• **Aim of the exercise**: Each line below must be set down exactly; omit any image you find.

[Raw records]
++++++++++

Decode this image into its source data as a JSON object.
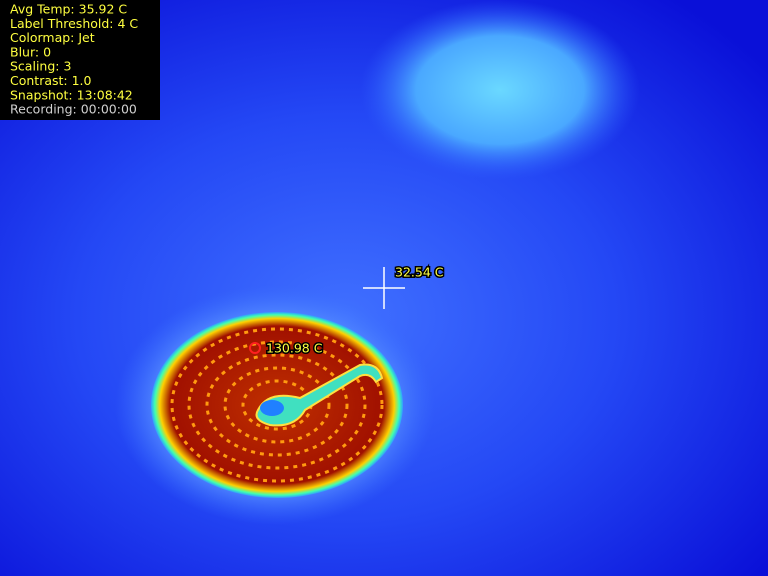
{
  "overlay": {
    "lines": [
      "Avg Temp: 35.92 C",
      "Label Threshold: 4 C",
      "Colormap: Jet",
      "Blur: 0",
      "Scaling: 3",
      "Contrast: 1.0",
      "Snapshot: 13:08:42",
      "Recording: 00:00:00"
    ]
  },
  "crosshair": {
    "label": "32.54 C"
  },
  "hotspot": {
    "label": "130.98 C"
  }
}
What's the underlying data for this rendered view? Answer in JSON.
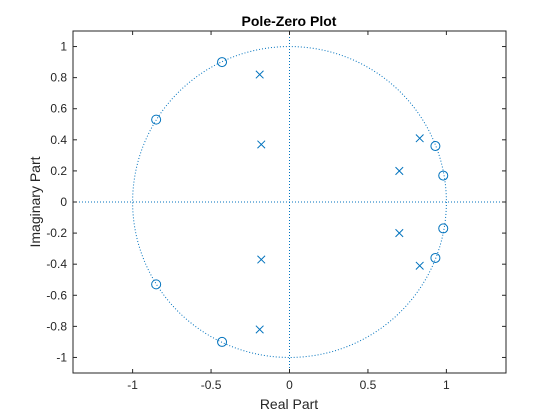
{
  "chart_data": {
    "type": "scatter",
    "title": "Pole-Zero Plot",
    "xlabel": "Real Part",
    "ylabel": "Imaginary Part",
    "xlim": [
      -1.38,
      1.38
    ],
    "ylim": [
      -1.1,
      1.1
    ],
    "xticks": [
      -1,
      -0.5,
      0,
      0.5,
      1
    ],
    "xtick_labels": [
      "-1",
      "-0.5",
      "0",
      "0.5",
      "1"
    ],
    "yticks": [
      -1,
      -0.8,
      -0.6,
      -0.4,
      -0.2,
      0,
      0.2,
      0.4,
      0.6,
      0.8,
      1
    ],
    "ytick_labels": [
      "-1",
      "-0.8",
      "-0.6",
      "-0.4",
      "-0.2",
      "0",
      "0.2",
      "0.4",
      "0.6",
      "0.8",
      "1"
    ],
    "grid": false,
    "unit_circle": true,
    "color": "#0072BD",
    "series": [
      {
        "marker": "o",
        "points": [
          {
            "x": -0.43,
            "y": 0.9
          },
          {
            "x": -0.85,
            "y": 0.53
          },
          {
            "x": -0.85,
            "y": -0.53
          },
          {
            "x": -0.43,
            "y": -0.9
          },
          {
            "x": 0.93,
            "y": 0.36
          },
          {
            "x": 0.98,
            "y": 0.17
          },
          {
            "x": 0.98,
            "y": -0.17
          },
          {
            "x": 0.93,
            "y": -0.36
          }
        ]
      },
      {
        "marker": "x",
        "points": [
          {
            "x": -0.19,
            "y": 0.82
          },
          {
            "x": -0.18,
            "y": 0.37
          },
          {
            "x": -0.18,
            "y": -0.37
          },
          {
            "x": -0.19,
            "y": -0.82
          },
          {
            "x": 0.83,
            "y": 0.41
          },
          {
            "x": 0.7,
            "y": 0.2
          },
          {
            "x": 0.7,
            "y": -0.2
          },
          {
            "x": 0.83,
            "y": -0.41
          }
        ]
      }
    ]
  }
}
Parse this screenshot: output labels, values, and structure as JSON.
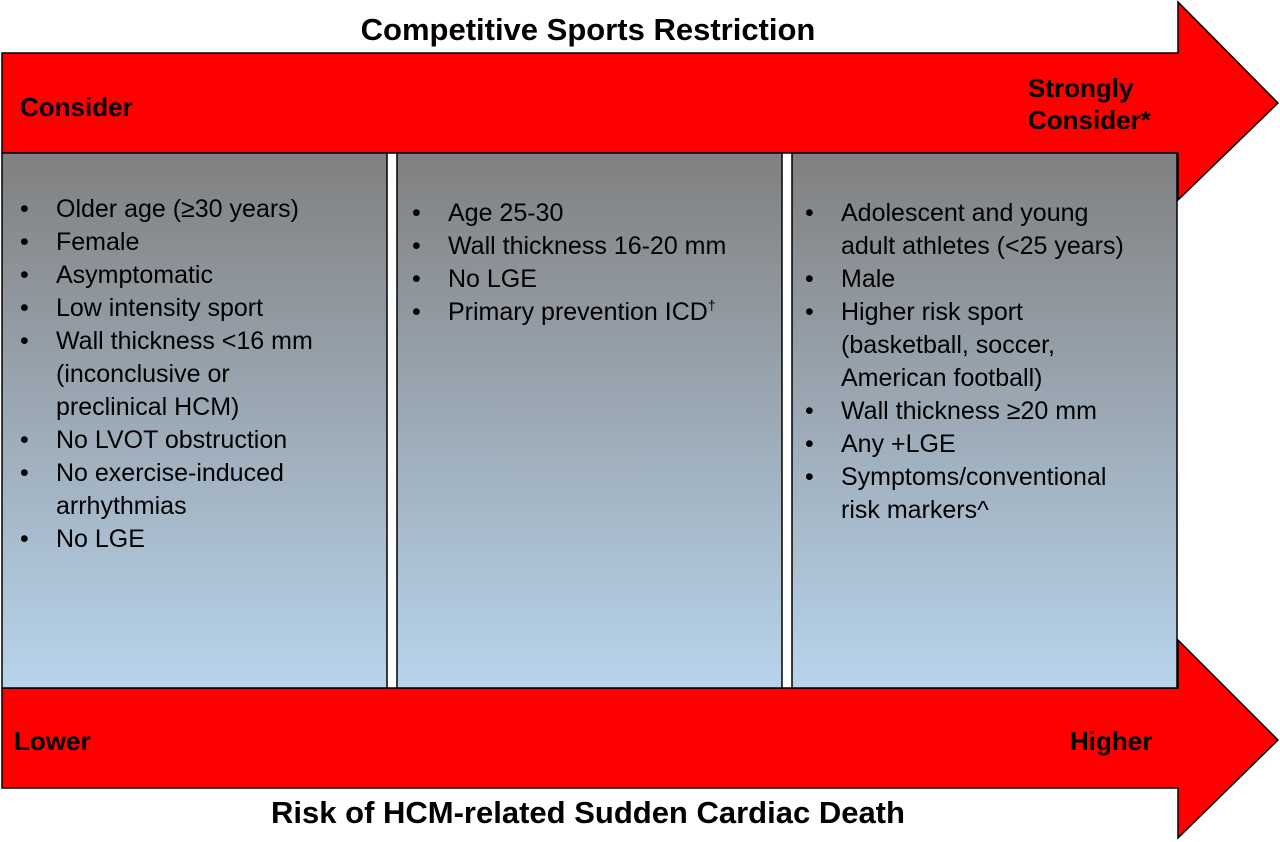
{
  "top_arrow": {
    "title": "Competitive Sports Restriction",
    "left_label": "Consider",
    "right_label": [
      "Strongly",
      "Consider*"
    ]
  },
  "columns": [
    {
      "items": [
        {
          "lines": [
            "Older age (≥30 years)"
          ]
        },
        {
          "lines": [
            "Female"
          ]
        },
        {
          "lines": [
            "Asymptomatic"
          ]
        },
        {
          "lines": [
            "Low intensity sport"
          ]
        },
        {
          "lines": [
            "Wall thickness <16 mm",
            "(inconclusive or",
            "preclinical HCM)"
          ]
        },
        {
          "lines": [
            "No LVOT obstruction"
          ]
        },
        {
          "lines": [
            "No exercise-induced",
            "arrhythmias"
          ]
        },
        {
          "lines": [
            "No LGE"
          ]
        }
      ]
    },
    {
      "items": [
        {
          "lines": [
            "Age 25-30"
          ]
        },
        {
          "lines": [
            "Wall thickness 16-20 mm"
          ]
        },
        {
          "lines": [
            "No LGE"
          ]
        },
        {
          "lines": [
            "Primary prevention ICD"
          ],
          "sup": "†"
        }
      ]
    },
    {
      "items": [
        {
          "lines": [
            "Adolescent and young",
            "adult athletes (<25 years)"
          ]
        },
        {
          "lines": [
            "Male"
          ]
        },
        {
          "lines": [
            "Higher risk sport",
            "(basketball, soccer,",
            "American football)"
          ]
        },
        {
          "lines": [
            "Wall thickness ≥20 mm"
          ]
        },
        {
          "lines": [
            "Any +LGE"
          ]
        },
        {
          "lines": [
            "Symptoms/conventional",
            "risk markers^"
          ]
        }
      ]
    }
  ],
  "bottom_arrow": {
    "title": "Risk of HCM-related Sudden Cardiac Death",
    "left_label": "Lower",
    "right_label": "Higher"
  },
  "bullet": "•"
}
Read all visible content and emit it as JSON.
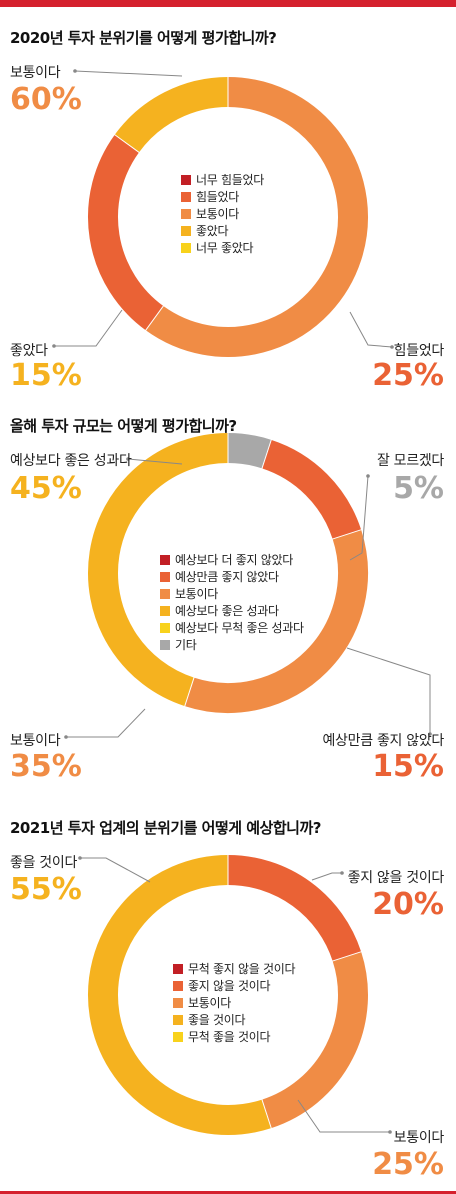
{
  "colors": {
    "accent_bar": "#d5212e",
    "c_darkred": "#c21f25",
    "c_redorange": "#ea6235",
    "c_orange": "#f08c45",
    "c_amber": "#f5b21f",
    "c_yellow": "#f8d21c",
    "c_gray": "#a8a8a8"
  },
  "chart_data": [
    {
      "type": "pie",
      "title": "2020년 투자 분위기를 어떻게 평가합니까?",
      "legend": [
        "너무 힘들었다",
        "힘들었다",
        "보통이다",
        "좋았다",
        "너무 좋았다"
      ],
      "legend_colors": [
        "#c21f25",
        "#ea6235",
        "#f08c45",
        "#f5b21f",
        "#f8d21c"
      ],
      "slices": [
        {
          "label": "보통이다",
          "value": 60,
          "pct_text": "60%",
          "color": "#f08c45",
          "pct_color": "#f08c45"
        },
        {
          "label": "힘들었다",
          "value": 25,
          "pct_text": "25%",
          "color": "#ea6235",
          "pct_color": "#ea6235"
        },
        {
          "label": "좋았다",
          "value": 15,
          "pct_text": "15%",
          "color": "#f5b21f",
          "pct_color": "#f5b21f"
        }
      ]
    },
    {
      "type": "pie",
      "title": "올해 투자 규모는 어떻게 평가합니까?",
      "legend": [
        "예상보다 더 좋지 않았다",
        "예상만큼 좋지 않았다",
        "보통이다",
        "예상보다 좋은 성과다",
        "예상보다 무척 좋은 성과다",
        "기타"
      ],
      "legend_colors": [
        "#c21f25",
        "#ea6235",
        "#f08c45",
        "#f5b21f",
        "#f8d21c",
        "#a8a8a8"
      ],
      "slices": [
        {
          "label": "잘 모르겠다",
          "value": 5,
          "pct_text": "5%",
          "color": "#a8a8a8",
          "pct_color": "#a8a8a8"
        },
        {
          "label": "예상만큼 좋지 않았다",
          "value": 15,
          "pct_text": "15%",
          "color": "#ea6235",
          "pct_color": "#ea6235"
        },
        {
          "label": "보통이다",
          "value": 35,
          "pct_text": "35%",
          "color": "#f08c45",
          "pct_color": "#f08c45"
        },
        {
          "label": "예상보다 좋은 성과다",
          "value": 45,
          "pct_text": "45%",
          "color": "#f5b21f",
          "pct_color": "#f5b21f"
        }
      ]
    },
    {
      "type": "pie",
      "title": "2021년 투자 업계의 분위기를 어떻게 예상합니까?",
      "legend": [
        "무척 좋지 않을 것이다",
        "좋지 않을 것이다",
        "보통이다",
        "좋을 것이다",
        "무척 좋을 것이다"
      ],
      "legend_colors": [
        "#c21f25",
        "#ea6235",
        "#f08c45",
        "#f5b21f",
        "#f8d21c"
      ],
      "slices": [
        {
          "label": "좋지 않을 것이다",
          "value": 20,
          "pct_text": "20%",
          "color": "#ea6235",
          "pct_color": "#ea6235"
        },
        {
          "label": "보통이다",
          "value": 25,
          "pct_text": "25%",
          "color": "#f08c45",
          "pct_color": "#f08c45"
        },
        {
          "label": "좋을 것이다",
          "value": 55,
          "pct_text": "55%",
          "color": "#f5b21f",
          "pct_color": "#f5b21f"
        }
      ]
    }
  ]
}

++++++++++

• **Solution below**:
Decode this image into its source data as a JSON object.
{
  "overlay": {
    "lines": [
      "Avg Temp: 35.92 C",
      "Label Threshold: 4 C",
      "Colormap: Jet",
      "Blur: 0",
      "Scaling: 3",
      "Contrast: 1.0",
      "Snapshot: 13:08:42",
      "Recording: 00:00:00"
    ]
  },
  "crosshair": {
    "label": "32.54 C"
  },
  "hotspot": {
    "label": "130.98 C"
  }
}
What's the underlying data for this rendered view? Answer in JSON.
{
  "chart_data": {
    "type": "scatter",
    "title": "Pole-Zero Plot",
    "xlabel": "Real Part",
    "ylabel": "Imaginary Part",
    "xlim": [
      -1.38,
      1.38
    ],
    "ylim": [
      -1.1,
      1.1
    ],
    "xticks": [
      -1,
      -0.5,
      0,
      0.5,
      1
    ],
    "xtick_labels": [
      "-1",
      "-0.5",
      "0",
      "0.5",
      "1"
    ],
    "yticks": [
      -1,
      -0.8,
      -0.6,
      -0.4,
      -0.2,
      0,
      0.2,
      0.4,
      0.6,
      0.8,
      1
    ],
    "ytick_labels": [
      "-1",
      "-0.8",
      "-0.6",
      "-0.4",
      "-0.2",
      "0",
      "0.2",
      "0.4",
      "0.6",
      "0.8",
      "1"
    ],
    "grid": false,
    "unit_circle": true,
    "color": "#0072BD",
    "series": [
      {
        "marker": "o",
        "points": [
          {
            "x": -0.43,
            "y": 0.9
          },
          {
            "x": -0.85,
            "y": 0.53
          },
          {
            "x": -0.85,
            "y": -0.53
          },
          {
            "x": -0.43,
            "y": -0.9
          },
          {
            "x": 0.93,
            "y": 0.36
          },
          {
            "x": 0.98,
            "y": 0.17
          },
          {
            "x": 0.98,
            "y": -0.17
          },
          {
            "x": 0.93,
            "y": -0.36
          }
        ]
      },
      {
        "marker": "x",
        "points": [
          {
            "x": -0.19,
            "y": 0.82
          },
          {
            "x": -0.18,
            "y": 0.37
          },
          {
            "x": -0.18,
            "y": -0.37
          },
          {
            "x": -0.19,
            "y": -0.82
          },
          {
            "x": 0.83,
            "y": 0.41
          },
          {
            "x": 0.7,
            "y": 0.2
          },
          {
            "x": 0.7,
            "y": -0.2
          },
          {
            "x": 0.83,
            "y": -0.41
          }
        ]
      }
    ]
  }
}
Parse this screenshot: output labels, values, and structure as JSON.
{
  "top_arrow": {
    "title": "Competitive Sports Restriction",
    "left_label": "Consider",
    "right_label": [
      "Strongly",
      "Consider*"
    ]
  },
  "columns": [
    {
      "items": [
        {
          "lines": [
            "Older age (≥30 years)"
          ]
        },
        {
          "lines": [
            "Female"
          ]
        },
        {
          "lines": [
            "Asymptomatic"
          ]
        },
        {
          "lines": [
            "Low intensity sport"
          ]
        },
        {
          "lines": [
            "Wall thickness <16 mm",
            "(inconclusive or",
            "preclinical HCM)"
          ]
        },
        {
          "lines": [
            "No LVOT obstruction"
          ]
        },
        {
          "lines": [
            "No exercise-induced",
            "arrhythmias"
          ]
        },
        {
          "lines": [
            "No LGE"
          ]
        }
      ]
    },
    {
      "items": [
        {
          "lines": [
            "Age 25-30"
          ]
        },
        {
          "lines": [
            "Wall thickness 16-20 mm"
          ]
        },
        {
          "lines": [
            "No LGE"
          ]
        },
        {
          "lines": [
            "Primary prevention ICD"
          ],
          "sup": "†"
        }
      ]
    },
    {
      "items": [
        {
          "lines": [
            "Adolescent and young",
            "adult athletes (<25 years)"
          ]
        },
        {
          "lines": [
            "Male"
          ]
        },
        {
          "lines": [
            "Higher risk sport",
            "(basketball, soccer,",
            "American football)"
          ]
        },
        {
          "lines": [
            "Wall thickness ≥20 mm"
          ]
        },
        {
          "lines": [
            "Any +LGE"
          ]
        },
        {
          "lines": [
            "Symptoms/conventional",
            "risk markers^"
          ]
        }
      ]
    }
  ],
  "bottom_arrow": {
    "title": "Risk of HCM-related Sudden Cardiac Death",
    "left_label": "Lower",
    "right_label": "Higher"
  },
  "bullet": "•"
}
Read all visible content and emit it as JSON.
{
  "colors": {
    "accent_bar": "#d5212e",
    "c_darkred": "#c21f25",
    "c_redorange": "#ea6235",
    "c_orange": "#f08c45",
    "c_amber": "#f5b21f",
    "c_yellow": "#f8d21c",
    "c_gray": "#a8a8a8"
  },
  "chart_data": [
    {
      "type": "pie",
      "title": "2020년 투자 분위기를 어떻게 평가합니까?",
      "legend": [
        "너무 힘들었다",
        "힘들었다",
        "보통이다",
        "좋았다",
        "너무 좋았다"
      ],
      "legend_colors": [
        "#c21f25",
        "#ea6235",
        "#f08c45",
        "#f5b21f",
        "#f8d21c"
      ],
      "slices": [
        {
          "label": "보통이다",
          "value": 60,
          "pct_text": "60%",
          "color": "#f08c45",
          "pct_color": "#f08c45"
        },
        {
          "label": "힘들었다",
          "value": 25,
          "pct_text": "25%",
          "color": "#ea6235",
          "pct_color": "#ea6235"
        },
        {
          "label": "좋았다",
          "value": 15,
          "pct_text": "15%",
          "color": "#f5b21f",
          "pct_color": "#f5b21f"
        }
      ]
    },
    {
      "type": "pie",
      "title": "올해 투자 규모는 어떻게 평가합니까?",
      "legend": [
        "예상보다 더 좋지 않았다",
        "예상만큼 좋지 않았다",
        "보통이다",
        "예상보다 좋은 성과다",
        "예상보다 무척 좋은 성과다",
        "기타"
      ],
      "legend_colors": [
        "#c21f25",
        "#ea6235",
        "#f08c45",
        "#f5b21f",
        "#f8d21c",
        "#a8a8a8"
      ],
      "slices": [
        {
          "label": "잘 모르겠다",
          "value": 5,
          "pct_text": "5%",
          "color": "#a8a8a8",
          "pct_color": "#a8a8a8"
        },
        {
          "label": "예상만큼 좋지 않았다",
          "value": 15,
          "pct_text": "15%",
          "color": "#ea6235",
          "pct_color": "#ea6235"
        },
        {
          "label": "보통이다",
          "value": 35,
          "pct_text": "35%",
          "color": "#f08c45",
          "pct_color": "#f08c45"
        },
        {
          "label": "예상보다 좋은 성과다",
          "value": 45,
          "pct_text": "45%",
          "color": "#f5b21f",
          "pct_color": "#f5b21f"
        }
      ]
    },
    {
      "type": "pie",
      "title": "2021년 투자 업계의 분위기를 어떻게 예상합니까?",
      "legend": [
        "무척 좋지 않을 것이다",
        "좋지 않을 것이다",
        "보통이다",
        "좋을 것이다",
        "무척 좋을 것이다"
      ],
      "legend_colors": [
        "#c21f25",
        "#ea6235",
        "#f08c45",
        "#f5b21f",
        "#f8d21c"
      ],
      "slices": [
        {
          "label": "좋지 않을 것이다",
          "value": 20,
          "pct_text": "20%",
          "color": "#ea6235",
          "pct_color": "#ea6235"
        },
        {
          "label": "보통이다",
          "value": 25,
          "pct_text": "25%",
          "color": "#f08c45",
          "pct_color": "#f08c45"
        },
        {
          "label": "좋을 것이다",
          "value": 55,
          "pct_text": "55%",
          "color": "#f5b21f",
          "pct_color": "#f5b21f"
        }
      ]
    }
  ]
}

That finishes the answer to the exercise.